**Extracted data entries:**
>>>>>

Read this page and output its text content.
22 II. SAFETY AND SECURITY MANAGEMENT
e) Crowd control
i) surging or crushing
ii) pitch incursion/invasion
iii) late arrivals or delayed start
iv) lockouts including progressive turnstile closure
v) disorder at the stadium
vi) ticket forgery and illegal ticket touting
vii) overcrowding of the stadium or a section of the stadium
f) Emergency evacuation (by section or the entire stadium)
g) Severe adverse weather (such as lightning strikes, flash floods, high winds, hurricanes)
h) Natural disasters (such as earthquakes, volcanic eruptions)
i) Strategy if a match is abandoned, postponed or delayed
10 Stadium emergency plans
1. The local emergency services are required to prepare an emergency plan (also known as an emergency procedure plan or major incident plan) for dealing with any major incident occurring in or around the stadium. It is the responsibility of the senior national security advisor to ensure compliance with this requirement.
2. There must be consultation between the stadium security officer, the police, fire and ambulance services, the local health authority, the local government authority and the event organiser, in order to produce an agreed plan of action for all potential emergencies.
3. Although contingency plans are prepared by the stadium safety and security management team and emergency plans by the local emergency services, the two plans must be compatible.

<<<<<

**Exercise prompt:** Copy out all of the records above with nothing altered.

**Task result:**
Read this page and output its text content.
22 II. SAFETY AND SECURITY MANAGEMENT
e) Crowd control
i) surging or crushing
ii) pitch incursion/invasion
iii) late arrivals or delayed start
iv) lockouts including progressive turnstile closure
v) disorder at the stadium
vi) ticket forgery and illegal ticket touting
vii) overcrowding of the stadium or a section of the stadium
f) Emergency evacuation (by section or the entire stadium)
g) Severe adverse weather (such as lightning strikes, flash floods, high winds, hurricanes)
h) Natural disasters (such as earthquakes, volcanic eruptions)
i) Strategy if a match is abandoned, postponed or delayed
10 Stadium emergency plans
1. The local emergency services are required to prepare an emergency plan (also known as an emergency procedure plan or major incident plan) for dealing with any major incident occurring in or around the stadium. It is the responsibility of the senior national security advisor to ensure compliance with this requirement.
2. There must be consultation between the stadium security officer, the police, fire and ambulance services, the local health authority, the local government authority and the event organiser, in order to produce an agreed plan of action for all potential emergencies.
3. Although contingency plans are prepared by the stadium safety and security management team and emergency plans by the local emergency services, the two plans must be compatible.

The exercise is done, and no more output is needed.